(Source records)
▼

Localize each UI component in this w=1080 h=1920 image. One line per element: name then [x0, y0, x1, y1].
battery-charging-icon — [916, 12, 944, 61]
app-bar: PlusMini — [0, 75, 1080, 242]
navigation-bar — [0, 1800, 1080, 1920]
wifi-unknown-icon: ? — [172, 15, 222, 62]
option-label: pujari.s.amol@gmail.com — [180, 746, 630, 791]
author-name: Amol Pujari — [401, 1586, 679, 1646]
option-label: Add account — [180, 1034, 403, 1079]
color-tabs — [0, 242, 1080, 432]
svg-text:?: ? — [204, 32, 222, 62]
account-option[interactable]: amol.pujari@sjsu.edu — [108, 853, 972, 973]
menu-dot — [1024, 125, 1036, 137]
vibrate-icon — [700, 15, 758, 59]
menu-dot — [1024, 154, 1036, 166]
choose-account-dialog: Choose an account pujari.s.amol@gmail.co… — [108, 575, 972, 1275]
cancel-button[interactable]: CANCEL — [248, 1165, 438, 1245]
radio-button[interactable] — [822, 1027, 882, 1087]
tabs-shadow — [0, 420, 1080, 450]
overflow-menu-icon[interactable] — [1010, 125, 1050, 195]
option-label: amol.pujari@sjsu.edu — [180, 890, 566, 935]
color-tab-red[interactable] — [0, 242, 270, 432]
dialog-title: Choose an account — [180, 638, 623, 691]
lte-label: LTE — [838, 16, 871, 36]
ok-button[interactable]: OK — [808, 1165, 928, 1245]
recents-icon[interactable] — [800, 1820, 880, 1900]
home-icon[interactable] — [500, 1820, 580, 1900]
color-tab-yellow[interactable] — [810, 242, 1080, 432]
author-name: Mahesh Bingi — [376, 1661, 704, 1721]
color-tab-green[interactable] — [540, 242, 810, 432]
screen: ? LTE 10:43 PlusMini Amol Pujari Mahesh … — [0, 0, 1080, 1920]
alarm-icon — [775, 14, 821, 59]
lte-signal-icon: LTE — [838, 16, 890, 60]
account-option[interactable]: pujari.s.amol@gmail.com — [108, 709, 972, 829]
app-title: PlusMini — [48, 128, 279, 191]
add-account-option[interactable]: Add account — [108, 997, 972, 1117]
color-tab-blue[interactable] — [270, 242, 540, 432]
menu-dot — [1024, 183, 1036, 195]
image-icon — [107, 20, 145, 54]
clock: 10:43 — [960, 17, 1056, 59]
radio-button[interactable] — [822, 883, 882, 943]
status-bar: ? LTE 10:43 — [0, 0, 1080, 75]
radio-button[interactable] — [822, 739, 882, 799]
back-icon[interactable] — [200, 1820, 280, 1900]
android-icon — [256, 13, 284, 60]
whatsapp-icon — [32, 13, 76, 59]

▲

Set exercise: Reproduce the records, substituting "radio-toggle" for every "radio-button" and keeping everything else the same.

Task output:
Localize each UI component in this w=1080 h=1920 image. One line per element: name then [x0, y0, x1, y1].
battery-charging-icon — [916, 12, 944, 61]
app-bar: PlusMini — [0, 75, 1080, 242]
navigation-bar — [0, 1800, 1080, 1920]
wifi-unknown-icon: ? — [172, 15, 222, 62]
option-label: pujari.s.amol@gmail.com — [180, 746, 630, 791]
author-name: Amol Pujari — [401, 1586, 679, 1646]
option-label: Add account — [180, 1034, 403, 1079]
color-tabs — [0, 242, 1080, 432]
svg-text:?: ? — [204, 32, 222, 62]
account-option[interactable]: amol.pujari@sjsu.edu — [108, 853, 972, 973]
menu-dot — [1024, 125, 1036, 137]
vibrate-icon — [700, 15, 758, 59]
menu-dot — [1024, 154, 1036, 166]
choose-account-dialog: Choose an account pujari.s.amol@gmail.co… — [108, 575, 972, 1275]
cancel-button[interactable]: CANCEL — [248, 1165, 438, 1245]
radio-toggle[interactable] — [822, 1027, 882, 1087]
tabs-shadow — [0, 420, 1080, 450]
overflow-menu-icon[interactable] — [1010, 125, 1050, 195]
option-label: amol.pujari@sjsu.edu — [180, 890, 566, 935]
color-tab-red[interactable] — [0, 242, 270, 432]
dialog-title: Choose an account — [180, 638, 623, 691]
lte-label: LTE — [838, 16, 871, 36]
ok-button[interactable]: OK — [808, 1165, 928, 1245]
recents-icon[interactable] — [800, 1820, 880, 1900]
home-icon[interactable] — [500, 1820, 580, 1900]
color-tab-yellow[interactable] — [810, 242, 1080, 432]
author-name: Mahesh Bingi — [376, 1661, 704, 1721]
color-tab-green[interactable] — [540, 242, 810, 432]
screen: ? LTE 10:43 PlusMini Amol Pujari Mahesh … — [0, 0, 1080, 1920]
alarm-icon — [775, 14, 821, 59]
lte-signal-icon: LTE — [838, 16, 890, 60]
account-option[interactable]: pujari.s.amol@gmail.com — [108, 709, 972, 829]
app-title: PlusMini — [48, 128, 279, 191]
add-account-option[interactable]: Add account — [108, 997, 972, 1117]
color-tab-blue[interactable] — [270, 242, 540, 432]
menu-dot — [1024, 183, 1036, 195]
image-icon — [107, 20, 145, 54]
clock: 10:43 — [960, 17, 1056, 59]
radio-toggle[interactable] — [822, 883, 882, 943]
status-bar: ? LTE 10:43 — [0, 0, 1080, 75]
radio-toggle[interactable] — [822, 739, 882, 799]
back-icon[interactable] — [200, 1820, 280, 1900]
android-icon — [256, 13, 284, 60]
whatsapp-icon — [32, 13, 76, 59]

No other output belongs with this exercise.